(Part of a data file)
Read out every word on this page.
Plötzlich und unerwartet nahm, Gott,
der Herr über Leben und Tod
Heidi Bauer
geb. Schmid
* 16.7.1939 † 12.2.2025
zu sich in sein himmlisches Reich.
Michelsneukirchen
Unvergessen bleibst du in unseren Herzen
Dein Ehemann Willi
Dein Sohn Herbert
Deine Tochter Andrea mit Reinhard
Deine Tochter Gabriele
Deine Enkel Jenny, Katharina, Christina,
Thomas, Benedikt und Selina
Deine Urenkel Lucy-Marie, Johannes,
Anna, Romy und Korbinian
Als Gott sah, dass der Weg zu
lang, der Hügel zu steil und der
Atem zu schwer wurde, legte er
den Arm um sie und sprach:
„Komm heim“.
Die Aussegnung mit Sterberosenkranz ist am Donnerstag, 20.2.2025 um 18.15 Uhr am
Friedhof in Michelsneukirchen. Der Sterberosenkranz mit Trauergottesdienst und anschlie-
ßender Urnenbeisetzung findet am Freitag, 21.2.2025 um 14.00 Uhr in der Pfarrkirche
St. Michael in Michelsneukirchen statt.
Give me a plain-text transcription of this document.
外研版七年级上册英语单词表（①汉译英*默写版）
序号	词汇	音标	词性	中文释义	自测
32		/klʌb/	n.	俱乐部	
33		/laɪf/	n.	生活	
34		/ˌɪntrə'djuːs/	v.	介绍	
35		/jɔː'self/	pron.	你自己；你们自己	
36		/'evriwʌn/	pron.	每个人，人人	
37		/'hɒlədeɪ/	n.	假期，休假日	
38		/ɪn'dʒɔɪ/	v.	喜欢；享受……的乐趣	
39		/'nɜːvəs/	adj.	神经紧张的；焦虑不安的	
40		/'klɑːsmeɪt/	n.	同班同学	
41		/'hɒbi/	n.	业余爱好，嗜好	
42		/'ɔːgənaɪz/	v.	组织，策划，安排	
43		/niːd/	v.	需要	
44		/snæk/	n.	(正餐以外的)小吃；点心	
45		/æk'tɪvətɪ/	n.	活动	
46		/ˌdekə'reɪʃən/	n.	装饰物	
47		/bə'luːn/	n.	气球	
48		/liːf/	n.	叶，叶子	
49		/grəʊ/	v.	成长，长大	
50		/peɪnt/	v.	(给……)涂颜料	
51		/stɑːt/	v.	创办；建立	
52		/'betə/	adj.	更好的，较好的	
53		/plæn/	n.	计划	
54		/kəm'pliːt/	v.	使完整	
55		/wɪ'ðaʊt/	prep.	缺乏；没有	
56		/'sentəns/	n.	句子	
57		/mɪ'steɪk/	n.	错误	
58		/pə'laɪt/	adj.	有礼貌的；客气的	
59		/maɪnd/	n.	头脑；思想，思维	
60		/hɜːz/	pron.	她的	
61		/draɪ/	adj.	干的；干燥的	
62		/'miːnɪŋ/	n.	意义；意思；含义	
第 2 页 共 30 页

**Objective**
Exactly as written, give again every line from the one containing "Give me a plain-text" through the last line of the material above, and no other lines.

**Output of the exercise**
Give me a plain-text transcription of this document.
外研版七年级上册英语单词表（①汉译英*默写版）
序号	词汇	音标	词性	中文释义	自测
32		/klʌb/	n.	俱乐部	
33		/laɪf/	n.	生活	
34		/ˌɪntrə'djuːs/	v.	介绍	
35		/jɔː'self/	pron.	你自己；你们自己	
36		/'evriwʌn/	pron.	每个人，人人	
37		/'hɒlədeɪ/	n.	假期，休假日	
38		/ɪn'dʒɔɪ/	v.	喜欢；享受……的乐趣	
39		/'nɜːvəs/	adj.	神经紧张的；焦虑不安的	
40		/'klɑːsmeɪt/	n.	同班同学	
41		/'hɒbi/	n.	业余爱好，嗜好	
42		/'ɔːgənaɪz/	v.	组织，策划，安排	
43		/niːd/	v.	需要	
44		/snæk/	n.	(正餐以外的)小吃；点心	
45		/æk'tɪvətɪ/	n.	活动	
46		/ˌdekə'reɪʃən/	n.	装饰物	
47		/bə'luːn/	n.	气球	
48		/liːf/	n.	叶，叶子	
49		/grəʊ/	v.	成长，长大	
50		/peɪnt/	v.	(给……)涂颜料	
51		/stɑːt/	v.	创办；建立	
52		/'betə/	adj.	更好的，较好的	
53		/plæn/	n.	计划	
54		/kəm'pliːt/	v.	使完整	
55		/wɪ'ðaʊt/	prep.	缺乏；没有	
56		/'sentəns/	n.	句子	
57		/mɪ'steɪk/	n.	错误	
58		/pə'laɪt/	adj.	有礼貌的；客气的	
59		/maɪnd/	n.	头脑；思想，思维	
60		/hɜːz/	pron.	她的	
61		/draɪ/	adj.	干的；干燥的	
62		/'miːnɪŋ/	n.	意义；意思；含义	
第 2 页 共 30 页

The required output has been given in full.